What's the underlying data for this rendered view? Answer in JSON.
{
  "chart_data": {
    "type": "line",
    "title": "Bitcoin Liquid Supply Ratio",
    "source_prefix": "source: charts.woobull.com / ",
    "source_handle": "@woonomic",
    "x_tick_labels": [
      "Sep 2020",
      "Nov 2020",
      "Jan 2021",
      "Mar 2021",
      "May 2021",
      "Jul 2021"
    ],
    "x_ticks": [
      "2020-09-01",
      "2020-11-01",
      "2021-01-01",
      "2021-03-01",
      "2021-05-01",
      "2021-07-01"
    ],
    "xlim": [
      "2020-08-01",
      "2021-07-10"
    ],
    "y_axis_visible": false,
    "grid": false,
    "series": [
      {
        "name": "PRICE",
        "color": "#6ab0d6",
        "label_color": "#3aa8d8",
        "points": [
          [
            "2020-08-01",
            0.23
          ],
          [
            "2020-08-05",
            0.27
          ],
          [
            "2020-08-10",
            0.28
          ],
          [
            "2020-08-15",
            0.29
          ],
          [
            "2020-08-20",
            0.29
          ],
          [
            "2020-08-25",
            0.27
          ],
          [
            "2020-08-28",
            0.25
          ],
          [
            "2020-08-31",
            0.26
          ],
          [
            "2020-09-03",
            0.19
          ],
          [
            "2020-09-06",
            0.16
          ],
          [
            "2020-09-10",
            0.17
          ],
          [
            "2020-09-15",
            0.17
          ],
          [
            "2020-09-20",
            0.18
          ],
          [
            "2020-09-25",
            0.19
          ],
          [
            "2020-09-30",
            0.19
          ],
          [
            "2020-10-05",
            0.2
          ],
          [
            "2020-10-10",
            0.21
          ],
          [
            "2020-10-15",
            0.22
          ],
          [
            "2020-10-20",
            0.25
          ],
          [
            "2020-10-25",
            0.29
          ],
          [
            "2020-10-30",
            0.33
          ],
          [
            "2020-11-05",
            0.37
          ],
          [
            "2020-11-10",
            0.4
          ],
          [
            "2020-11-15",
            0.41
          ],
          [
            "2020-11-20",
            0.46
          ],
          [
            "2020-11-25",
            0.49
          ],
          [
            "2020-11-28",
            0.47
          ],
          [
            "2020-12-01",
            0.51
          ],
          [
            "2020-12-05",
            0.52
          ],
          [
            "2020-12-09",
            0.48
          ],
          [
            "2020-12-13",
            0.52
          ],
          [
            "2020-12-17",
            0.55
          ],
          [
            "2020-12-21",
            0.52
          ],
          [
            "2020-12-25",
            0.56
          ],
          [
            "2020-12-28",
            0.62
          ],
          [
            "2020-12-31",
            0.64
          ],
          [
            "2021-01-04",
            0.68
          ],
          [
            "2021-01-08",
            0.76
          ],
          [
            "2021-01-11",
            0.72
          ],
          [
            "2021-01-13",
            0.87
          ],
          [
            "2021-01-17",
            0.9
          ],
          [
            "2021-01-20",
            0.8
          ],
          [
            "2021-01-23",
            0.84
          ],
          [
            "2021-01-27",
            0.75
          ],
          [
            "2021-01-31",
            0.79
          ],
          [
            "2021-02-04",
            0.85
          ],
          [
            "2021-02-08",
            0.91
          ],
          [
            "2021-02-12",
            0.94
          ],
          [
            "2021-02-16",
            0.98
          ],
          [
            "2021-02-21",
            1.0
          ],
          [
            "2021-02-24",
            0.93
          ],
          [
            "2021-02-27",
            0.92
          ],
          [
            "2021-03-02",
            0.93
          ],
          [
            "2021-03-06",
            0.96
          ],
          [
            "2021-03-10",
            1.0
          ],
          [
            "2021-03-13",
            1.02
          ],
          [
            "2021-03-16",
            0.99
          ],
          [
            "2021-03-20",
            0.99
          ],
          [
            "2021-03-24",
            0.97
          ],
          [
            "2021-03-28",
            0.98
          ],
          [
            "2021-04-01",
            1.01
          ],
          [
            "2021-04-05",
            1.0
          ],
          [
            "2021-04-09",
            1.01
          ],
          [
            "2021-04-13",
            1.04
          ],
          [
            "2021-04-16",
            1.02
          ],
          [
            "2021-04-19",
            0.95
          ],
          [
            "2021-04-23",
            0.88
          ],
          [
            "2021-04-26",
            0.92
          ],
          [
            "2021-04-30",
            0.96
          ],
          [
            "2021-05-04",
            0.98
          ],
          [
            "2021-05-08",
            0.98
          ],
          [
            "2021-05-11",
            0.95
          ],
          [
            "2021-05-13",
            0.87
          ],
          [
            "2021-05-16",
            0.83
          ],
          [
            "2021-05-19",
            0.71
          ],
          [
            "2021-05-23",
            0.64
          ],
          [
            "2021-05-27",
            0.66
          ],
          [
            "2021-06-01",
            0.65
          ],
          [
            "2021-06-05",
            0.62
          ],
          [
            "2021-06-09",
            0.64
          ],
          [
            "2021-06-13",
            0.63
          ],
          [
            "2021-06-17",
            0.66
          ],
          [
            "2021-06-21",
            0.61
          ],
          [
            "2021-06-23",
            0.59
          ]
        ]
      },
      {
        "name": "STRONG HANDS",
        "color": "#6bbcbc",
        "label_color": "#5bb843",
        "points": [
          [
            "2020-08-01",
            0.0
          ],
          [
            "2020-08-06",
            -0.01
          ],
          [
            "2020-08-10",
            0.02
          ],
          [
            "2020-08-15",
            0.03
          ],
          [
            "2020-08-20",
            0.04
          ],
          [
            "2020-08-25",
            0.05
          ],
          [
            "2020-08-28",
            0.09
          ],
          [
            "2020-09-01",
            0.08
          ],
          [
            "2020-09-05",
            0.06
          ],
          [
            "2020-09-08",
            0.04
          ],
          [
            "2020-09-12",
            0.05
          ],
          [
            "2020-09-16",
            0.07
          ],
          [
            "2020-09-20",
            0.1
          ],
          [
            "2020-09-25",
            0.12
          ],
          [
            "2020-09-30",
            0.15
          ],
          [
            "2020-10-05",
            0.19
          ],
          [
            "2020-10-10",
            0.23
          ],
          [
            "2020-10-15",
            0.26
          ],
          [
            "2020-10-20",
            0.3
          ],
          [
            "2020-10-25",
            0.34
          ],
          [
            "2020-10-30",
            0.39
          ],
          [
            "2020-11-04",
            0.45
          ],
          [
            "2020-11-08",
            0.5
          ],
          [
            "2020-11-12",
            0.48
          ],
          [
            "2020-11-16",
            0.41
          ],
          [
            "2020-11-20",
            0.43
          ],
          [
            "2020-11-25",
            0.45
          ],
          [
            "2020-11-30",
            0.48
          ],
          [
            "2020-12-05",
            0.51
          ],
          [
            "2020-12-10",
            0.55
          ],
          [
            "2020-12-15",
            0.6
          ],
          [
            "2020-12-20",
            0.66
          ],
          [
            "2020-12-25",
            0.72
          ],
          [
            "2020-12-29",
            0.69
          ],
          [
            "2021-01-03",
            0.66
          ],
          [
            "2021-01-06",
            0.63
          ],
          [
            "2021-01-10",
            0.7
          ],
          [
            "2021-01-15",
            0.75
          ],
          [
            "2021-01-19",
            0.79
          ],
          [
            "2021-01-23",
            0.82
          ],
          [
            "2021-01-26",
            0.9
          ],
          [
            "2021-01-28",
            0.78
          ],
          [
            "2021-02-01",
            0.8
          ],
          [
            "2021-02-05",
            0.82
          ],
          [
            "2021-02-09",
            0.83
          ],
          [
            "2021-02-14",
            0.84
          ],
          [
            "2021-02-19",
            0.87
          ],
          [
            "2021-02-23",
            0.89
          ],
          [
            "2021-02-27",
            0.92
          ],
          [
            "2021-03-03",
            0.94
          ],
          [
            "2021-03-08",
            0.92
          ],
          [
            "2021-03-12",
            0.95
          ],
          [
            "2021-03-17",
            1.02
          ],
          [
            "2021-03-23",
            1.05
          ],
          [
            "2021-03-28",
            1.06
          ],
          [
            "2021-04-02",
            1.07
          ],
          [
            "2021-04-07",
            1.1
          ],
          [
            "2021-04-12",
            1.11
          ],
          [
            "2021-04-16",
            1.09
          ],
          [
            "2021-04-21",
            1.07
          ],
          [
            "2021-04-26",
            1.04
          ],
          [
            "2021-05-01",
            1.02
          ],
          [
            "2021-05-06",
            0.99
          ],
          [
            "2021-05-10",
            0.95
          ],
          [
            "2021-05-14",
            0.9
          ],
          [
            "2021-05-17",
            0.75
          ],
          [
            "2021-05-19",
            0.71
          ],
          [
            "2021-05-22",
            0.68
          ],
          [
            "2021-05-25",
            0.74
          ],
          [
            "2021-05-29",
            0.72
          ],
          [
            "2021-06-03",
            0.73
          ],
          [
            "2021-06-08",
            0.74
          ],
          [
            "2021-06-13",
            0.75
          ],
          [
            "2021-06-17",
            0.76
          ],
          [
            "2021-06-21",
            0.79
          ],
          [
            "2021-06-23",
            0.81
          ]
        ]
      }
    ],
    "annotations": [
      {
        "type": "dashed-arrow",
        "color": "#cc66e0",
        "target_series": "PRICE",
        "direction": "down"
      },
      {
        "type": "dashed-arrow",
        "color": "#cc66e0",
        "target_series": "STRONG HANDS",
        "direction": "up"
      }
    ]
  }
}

···

Your task is to gather every line with the word "HANDS" and copy it.

Result for this exercise:
        "name": "STRONG HANDS",
        "target_series": "STRONG HANDS",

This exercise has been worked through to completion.